**Problem requirements:**
Give the number of lines in the entries that contain "воды". State only the count.

Part of a data file:
= = = =

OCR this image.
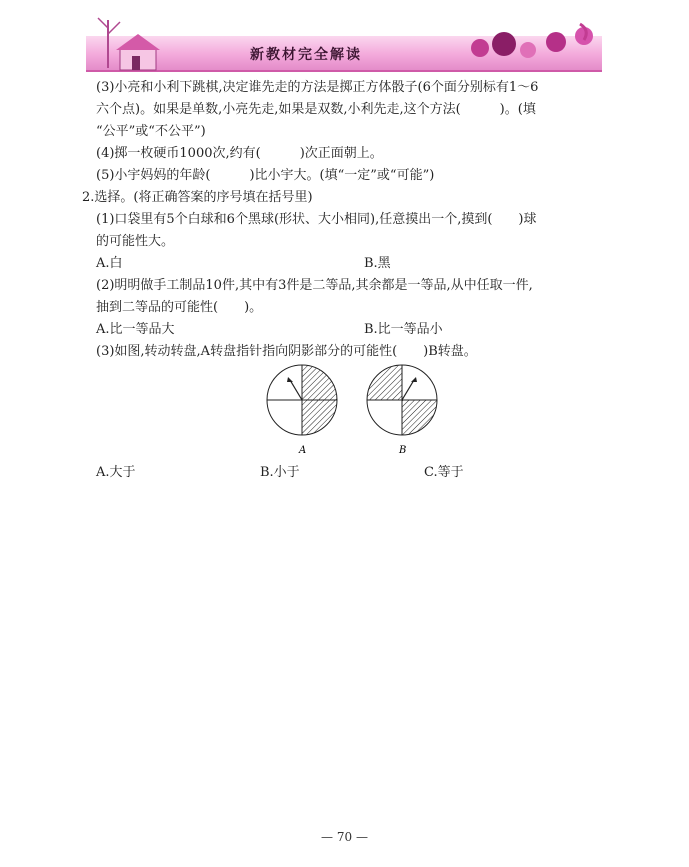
新教材完全解读
(3)小亮和小利下跳棋,决定谁先走的方法是掷正方体骰子(6个面分别标有1～6
六个点)。如果是单数,小亮先走,如果是双数,小利先走,这个方法(　　　)。(填
“公平”或“不公平”)
(4)掷一枚硬币1000次,约有(　　　)次正面朝上。
(5)小宇妈妈的年龄(　　　)比小宇大。(填“一定”或“可能”)
2.选择。(将正确答案的序号填在括号里)
(1)口袋里有5个白球和6个黑球(形状、大小相同),任意摸出一个,摸到(　　)球
的可能性大。
A.白	B.黑
(2)明明做手工制品10件,其中有3件是二等品,其余都是一等品,从中任取一件,
抽到二等品的可能性(　　)。
A.比一等品大	B.比一等品小
(3)如图,转动转盘,A转盘指针指向阴影部分的可能性(　　)B转盘。
A	B
A.大于	B.小于	C.等于
— 70 —
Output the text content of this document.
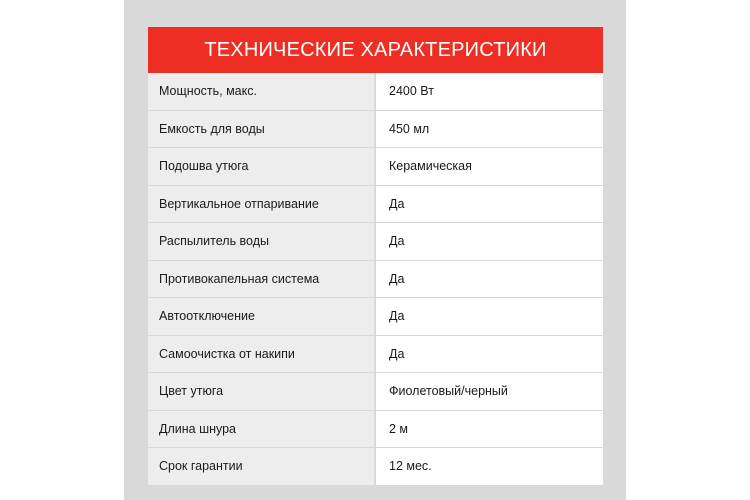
ТЕХНИЧЕСКИЕ ХАРАКТЕРИСТИКИ
Мощность, макс.	2400 Вт
Емкость для воды	450 мл
Подошва утюга	Керамическая
Вертикальное отпаривание	Да
Распылитель воды	Да
Противокапельная система	Да
Автоотключение	Да
Самоочистка от накипи	Да
Цвет утюга	Фиолетовый/черный
Длина шнура	2 м
Срок гарантии	12 мес.
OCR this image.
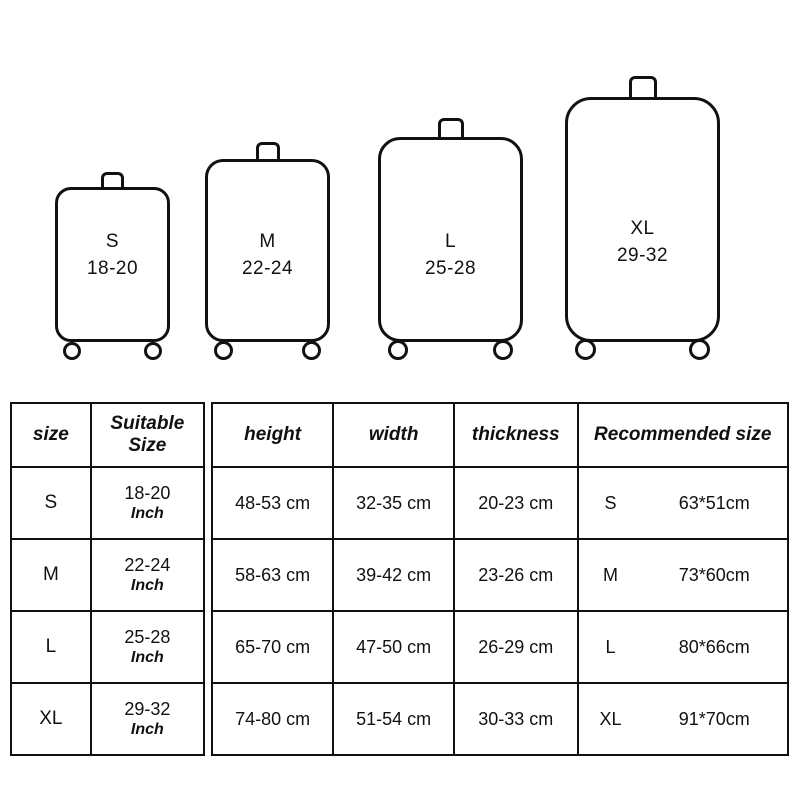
S
18-20
M
22-24
L
25-28
XL
29-32
size	Suitable
Size
S	18-20
Inch

M	22-24
Inch

L	25-28
Inch

XL	29-32
Inch
height	width	thickness	Recommended size
48-53 cm	32-35 cm	20-23 cm	S 63*51cm

58-63 cm	39-42 cm	23-26 cm	M 73*60cm

65-70 cm	47-50 cm	26-29 cm	L 80*66cm

74-80 cm	51-54 cm	30-33 cm	XL 91*70cm
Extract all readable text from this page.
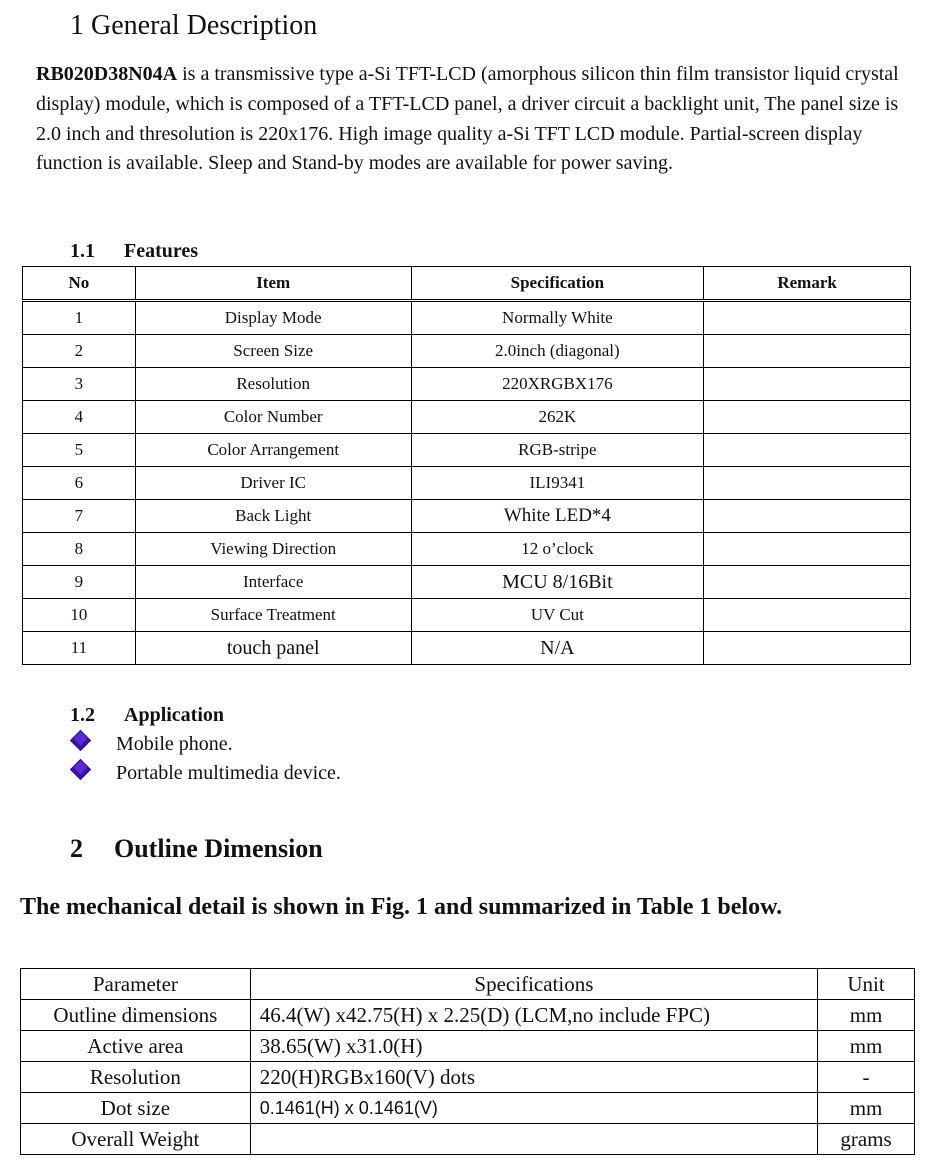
1 General Description
RB020D38N04A is a transmissive type a-Si TFT-LCD (amorphous silicon thin film transistor liquid crystal display) module, which is composed of a TFT-LCD panel, a driver circuit a backlight unit, The panel size is 2.0 inch and thresolution is 220x176. High image quality a-Si TFT LCD module. Partial-screen display function is available. Sleep and Stand-by modes are available for power saving.
1.1 Features
No	Item	Specification	Remark
1	Display Mode	Normally White	
2	Screen Size	2.0inch (diagonal)	
3	Resolution	220XRGBX176	
4	Color Number	262K	
5	Color Arrangement	RGB-stripe	
6	Driver IC	ILI9341	
7	Back Light	White LED*4	
8	Viewing Direction	12 o’clock	
9	Interface	MCU 8/16Bit	
10	Surface Treatment	UV Cut	
11	touch panel	N/A	
1.2 Application
Mobile phone.
Portable multimedia device.
2 Outline Dimension
The mechanical detail is shown in Fig. 1 and summarized in Table 1 below.
Parameter	Specifications	Unit
Outline dimensions	46.4(W) x42.75(H) x 2.25(D) (LCM,no include FPC)	mm
Active area	38.65(W) x31.0(H)	mm
Resolution	220(H)RGBx160(V) dots	-
Dot size	0.1461(H) x 0.1461(V)	mm
Overall Weight		grams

= = = =

**Output for this exercise:**
2